> _YOUR TASK_: All lines in the data bearing the string "Eagle" should be identified and copied.

> _PROVIDED DATA_:
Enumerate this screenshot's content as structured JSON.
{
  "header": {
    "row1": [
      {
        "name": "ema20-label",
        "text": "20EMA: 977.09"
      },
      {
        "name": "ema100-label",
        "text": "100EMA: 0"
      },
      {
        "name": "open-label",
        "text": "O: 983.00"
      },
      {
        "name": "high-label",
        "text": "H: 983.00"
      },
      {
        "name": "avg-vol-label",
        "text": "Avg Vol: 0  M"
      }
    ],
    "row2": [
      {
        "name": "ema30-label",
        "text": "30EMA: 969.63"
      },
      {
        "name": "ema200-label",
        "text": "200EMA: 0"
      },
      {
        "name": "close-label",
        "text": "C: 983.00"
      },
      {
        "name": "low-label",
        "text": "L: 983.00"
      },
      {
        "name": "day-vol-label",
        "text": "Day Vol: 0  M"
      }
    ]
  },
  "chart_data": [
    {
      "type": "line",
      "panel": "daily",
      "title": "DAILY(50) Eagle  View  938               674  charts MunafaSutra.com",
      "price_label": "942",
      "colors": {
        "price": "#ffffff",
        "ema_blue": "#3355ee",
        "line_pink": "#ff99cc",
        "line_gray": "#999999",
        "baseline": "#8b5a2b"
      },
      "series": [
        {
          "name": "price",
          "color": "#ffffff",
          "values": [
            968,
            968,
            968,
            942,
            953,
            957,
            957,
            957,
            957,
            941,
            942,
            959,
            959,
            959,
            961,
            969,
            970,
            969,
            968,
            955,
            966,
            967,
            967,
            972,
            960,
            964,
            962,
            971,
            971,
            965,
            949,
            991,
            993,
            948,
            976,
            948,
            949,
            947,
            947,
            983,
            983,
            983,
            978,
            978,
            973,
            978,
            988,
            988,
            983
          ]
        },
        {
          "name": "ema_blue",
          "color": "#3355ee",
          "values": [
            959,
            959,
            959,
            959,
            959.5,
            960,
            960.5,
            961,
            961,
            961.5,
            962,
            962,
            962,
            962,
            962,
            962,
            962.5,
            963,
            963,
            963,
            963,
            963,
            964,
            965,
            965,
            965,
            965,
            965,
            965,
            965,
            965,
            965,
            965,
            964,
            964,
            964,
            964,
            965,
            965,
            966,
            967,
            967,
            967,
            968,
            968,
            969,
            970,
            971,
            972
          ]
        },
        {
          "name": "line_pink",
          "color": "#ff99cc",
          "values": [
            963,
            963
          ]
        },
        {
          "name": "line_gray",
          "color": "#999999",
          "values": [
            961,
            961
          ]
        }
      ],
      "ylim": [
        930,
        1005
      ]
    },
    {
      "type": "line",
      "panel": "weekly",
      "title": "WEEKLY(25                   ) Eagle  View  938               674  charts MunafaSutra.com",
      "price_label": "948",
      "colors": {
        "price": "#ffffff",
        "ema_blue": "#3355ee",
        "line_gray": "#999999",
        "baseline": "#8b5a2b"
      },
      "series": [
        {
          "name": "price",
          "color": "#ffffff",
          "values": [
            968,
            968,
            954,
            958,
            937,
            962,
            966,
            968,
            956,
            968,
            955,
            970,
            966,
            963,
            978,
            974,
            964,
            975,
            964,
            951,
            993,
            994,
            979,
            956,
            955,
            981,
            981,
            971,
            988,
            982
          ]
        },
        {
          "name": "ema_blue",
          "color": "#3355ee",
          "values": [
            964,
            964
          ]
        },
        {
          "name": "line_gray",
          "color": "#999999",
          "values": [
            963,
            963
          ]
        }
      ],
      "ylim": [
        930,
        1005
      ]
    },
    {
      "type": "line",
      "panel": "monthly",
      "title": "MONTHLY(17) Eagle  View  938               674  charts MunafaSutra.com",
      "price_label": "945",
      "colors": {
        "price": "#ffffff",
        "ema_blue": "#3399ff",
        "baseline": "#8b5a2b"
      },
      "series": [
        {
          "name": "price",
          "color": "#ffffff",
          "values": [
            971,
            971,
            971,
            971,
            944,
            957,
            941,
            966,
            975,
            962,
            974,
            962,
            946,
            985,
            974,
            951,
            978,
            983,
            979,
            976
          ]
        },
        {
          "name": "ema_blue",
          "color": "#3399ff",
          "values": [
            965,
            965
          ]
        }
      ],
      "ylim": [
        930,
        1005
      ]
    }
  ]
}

> _WRITTEN RESPONSE_:
      "title": "DAILY(50) Eagle  View  938               674  charts MunafaSutra.com",
      "title": "WEEKLY(25                   ) Eagle  View  938               674  charts MunafaSutra.com",
      "title": "MONTHLY(17) Eagle  View  938               674  charts MunafaSutra.com",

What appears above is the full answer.